▶ **TASK REQUIREMENTS**
The records below are to be repeated in full, exactly as they are.

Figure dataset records

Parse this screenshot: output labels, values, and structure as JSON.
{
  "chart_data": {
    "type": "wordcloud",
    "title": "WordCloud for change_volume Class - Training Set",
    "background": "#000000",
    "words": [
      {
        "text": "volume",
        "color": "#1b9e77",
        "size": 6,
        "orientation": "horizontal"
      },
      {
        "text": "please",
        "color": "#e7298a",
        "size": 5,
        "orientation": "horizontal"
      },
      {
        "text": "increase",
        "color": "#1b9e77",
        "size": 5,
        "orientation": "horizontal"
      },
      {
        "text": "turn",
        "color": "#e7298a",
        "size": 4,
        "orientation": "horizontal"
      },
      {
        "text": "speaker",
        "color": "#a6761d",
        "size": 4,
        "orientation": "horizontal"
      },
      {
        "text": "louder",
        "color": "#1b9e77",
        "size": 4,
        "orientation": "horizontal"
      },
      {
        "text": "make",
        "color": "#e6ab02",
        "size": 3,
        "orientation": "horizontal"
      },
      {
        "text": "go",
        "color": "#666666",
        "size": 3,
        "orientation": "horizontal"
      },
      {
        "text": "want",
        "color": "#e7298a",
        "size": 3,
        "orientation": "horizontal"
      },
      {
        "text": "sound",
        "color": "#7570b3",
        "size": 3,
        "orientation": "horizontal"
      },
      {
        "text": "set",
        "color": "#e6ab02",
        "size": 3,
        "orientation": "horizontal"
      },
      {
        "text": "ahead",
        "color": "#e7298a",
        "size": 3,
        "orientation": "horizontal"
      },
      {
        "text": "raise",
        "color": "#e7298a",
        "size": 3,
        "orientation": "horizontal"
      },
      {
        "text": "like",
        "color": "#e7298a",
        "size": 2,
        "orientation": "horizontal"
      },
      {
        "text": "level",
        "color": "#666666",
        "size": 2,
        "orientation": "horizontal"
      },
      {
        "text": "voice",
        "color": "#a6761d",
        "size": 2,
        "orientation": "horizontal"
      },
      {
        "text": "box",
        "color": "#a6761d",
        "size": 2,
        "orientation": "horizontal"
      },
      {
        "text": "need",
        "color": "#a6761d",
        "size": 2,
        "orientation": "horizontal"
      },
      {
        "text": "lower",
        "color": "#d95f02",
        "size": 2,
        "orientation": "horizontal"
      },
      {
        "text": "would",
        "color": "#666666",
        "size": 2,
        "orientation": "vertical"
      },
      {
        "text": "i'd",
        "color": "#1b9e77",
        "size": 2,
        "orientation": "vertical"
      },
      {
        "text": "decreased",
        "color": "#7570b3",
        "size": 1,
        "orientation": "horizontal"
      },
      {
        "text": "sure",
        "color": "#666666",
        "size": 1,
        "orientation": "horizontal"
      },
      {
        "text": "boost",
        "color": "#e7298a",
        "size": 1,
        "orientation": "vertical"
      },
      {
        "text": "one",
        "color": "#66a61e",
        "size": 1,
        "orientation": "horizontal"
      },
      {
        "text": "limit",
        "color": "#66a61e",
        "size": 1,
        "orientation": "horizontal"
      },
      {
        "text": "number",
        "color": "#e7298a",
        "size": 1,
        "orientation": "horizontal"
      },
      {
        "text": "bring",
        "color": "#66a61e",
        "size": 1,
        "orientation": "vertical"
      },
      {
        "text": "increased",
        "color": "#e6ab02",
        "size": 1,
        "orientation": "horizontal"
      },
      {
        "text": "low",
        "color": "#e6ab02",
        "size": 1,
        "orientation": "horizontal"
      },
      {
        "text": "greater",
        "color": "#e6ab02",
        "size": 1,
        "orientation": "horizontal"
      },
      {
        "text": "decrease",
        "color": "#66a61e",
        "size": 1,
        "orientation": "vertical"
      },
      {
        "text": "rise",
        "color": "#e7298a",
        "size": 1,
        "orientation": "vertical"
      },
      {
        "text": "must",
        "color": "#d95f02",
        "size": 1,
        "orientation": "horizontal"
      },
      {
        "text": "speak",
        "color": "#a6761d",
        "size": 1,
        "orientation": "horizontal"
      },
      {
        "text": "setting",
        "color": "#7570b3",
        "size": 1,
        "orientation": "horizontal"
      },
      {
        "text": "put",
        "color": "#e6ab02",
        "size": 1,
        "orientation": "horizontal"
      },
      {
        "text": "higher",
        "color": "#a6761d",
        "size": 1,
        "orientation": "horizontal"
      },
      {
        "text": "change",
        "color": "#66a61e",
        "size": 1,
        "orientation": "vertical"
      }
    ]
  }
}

▶ **RESPONSE FOR THIS EXERCISE**
Parse this screenshot: output labels, values, and structure as JSON.
{
  "chart_data": {
    "type": "wordcloud",
    "title": "WordCloud for change_volume Class - Training Set",
    "background": "#000000",
    "words": [
      {
        "text": "volume",
        "color": "#1b9e77",
        "size": 6,
        "orientation": "horizontal"
      },
      {
        "text": "please",
        "color": "#e7298a",
        "size": 5,
        "orientation": "horizontal"
      },
      {
        "text": "increase",
        "color": "#1b9e77",
        "size": 5,
        "orientation": "horizontal"
      },
      {
        "text": "turn",
        "color": "#e7298a",
        "size": 4,
        "orientation": "horizontal"
      },
      {
        "text": "speaker",
        "color": "#a6761d",
        "size": 4,
        "orientation": "horizontal"
      },
      {
        "text": "louder",
        "color": "#1b9e77",
        "size": 4,
        "orientation": "horizontal"
      },
      {
        "text": "make",
        "color": "#e6ab02",
        "size": 3,
        "orientation": "horizontal"
      },
      {
        "text": "go",
        "color": "#666666",
        "size": 3,
        "orientation": "horizontal"
      },
      {
        "text": "want",
        "color": "#e7298a",
        "size": 3,
        "orientation": "horizontal"
      },
      {
        "text": "sound",
        "color": "#7570b3",
        "size": 3,
        "orientation": "horizontal"
      },
      {
        "text": "set",
        "color": "#e6ab02",
        "size": 3,
        "orientation": "horizontal"
      },
      {
        "text": "ahead",
        "color": "#e7298a",
        "size": 3,
        "orientation": "horizontal"
      },
      {
        "text": "raise",
        "color": "#e7298a",
        "size": 3,
        "orientation": "horizontal"
      },
      {
        "text": "like",
        "color": "#e7298a",
        "size": 2,
        "orientation": "horizontal"
      },
      {
        "text": "level",
        "color": "#666666",
        "size": 2,
        "orientation": "horizontal"
      },
      {
        "text": "voice",
        "color": "#a6761d",
        "size": 2,
        "orientation": "horizontal"
      },
      {
        "text": "box",
        "color": "#a6761d",
        "size": 2,
        "orientation": "horizontal"
      },
      {
        "text": "need",
        "color": "#a6761d",
        "size": 2,
        "orientation": "horizontal"
      },
      {
        "text": "lower",
        "color": "#d95f02",
        "size": 2,
        "orientation": "horizontal"
      },
      {
        "text": "would",
        "color": "#666666",
        "size": 2,
        "orientation": "vertical"
      },
      {
        "text": "i'd",
        "color": "#1b9e77",
        "size": 2,
        "orientation": "vertical"
      },
      {
        "text": "decreased",
        "color": "#7570b3",
        "size": 1,
        "orientation": "horizontal"
      },
      {
        "text": "sure",
        "color": "#666666",
        "size": 1,
        "orientation": "horizontal"
      },
      {
        "text": "boost",
        "color": "#e7298a",
        "size": 1,
        "orientation": "vertical"
      },
      {
        "text": "one",
        "color": "#66a61e",
        "size": 1,
        "orientation": "horizontal"
      },
      {
        "text": "limit",
        "color": "#66a61e",
        "size": 1,
        "orientation": "horizontal"
      },
      {
        "text": "number",
        "color": "#e7298a",
        "size": 1,
        "orientation": "horizontal"
      },
      {
        "text": "bring",
        "color": "#66a61e",
        "size": 1,
        "orientation": "vertical"
      },
      {
        "text": "increased",
        "color": "#e6ab02",
        "size": 1,
        "orientation": "horizontal"
      },
      {
        "text": "low",
        "color": "#e6ab02",
        "size": 1,
        "orientation": "horizontal"
      },
      {
        "text": "greater",
        "color": "#e6ab02",
        "size": 1,
        "orientation": "horizontal"
      },
      {
        "text": "decrease",
        "color": "#66a61e",
        "size": 1,
        "orientation": "vertical"
      },
      {
        "text": "rise",
        "color": "#e7298a",
        "size": 1,
        "orientation": "vertical"
      },
      {
        "text": "must",
        "color": "#d95f02",
        "size": 1,
        "orientation": "horizontal"
      },
      {
        "text": "speak",
        "color": "#a6761d",
        "size": 1,
        "orientation": "horizontal"
      },
      {
        "text": "setting",
        "color": "#7570b3",
        "size": 1,
        "orientation": "horizontal"
      },
      {
        "text": "put",
        "color": "#e6ab02",
        "size": 1,
        "orientation": "horizontal"
      },
      {
        "text": "higher",
        "color": "#a6761d",
        "size": 1,
        "orientation": "horizontal"
      },
      {
        "text": "change",
        "color": "#66a61e",
        "size": 1,
        "orientation": "vertical"
      }
    ]
  }
}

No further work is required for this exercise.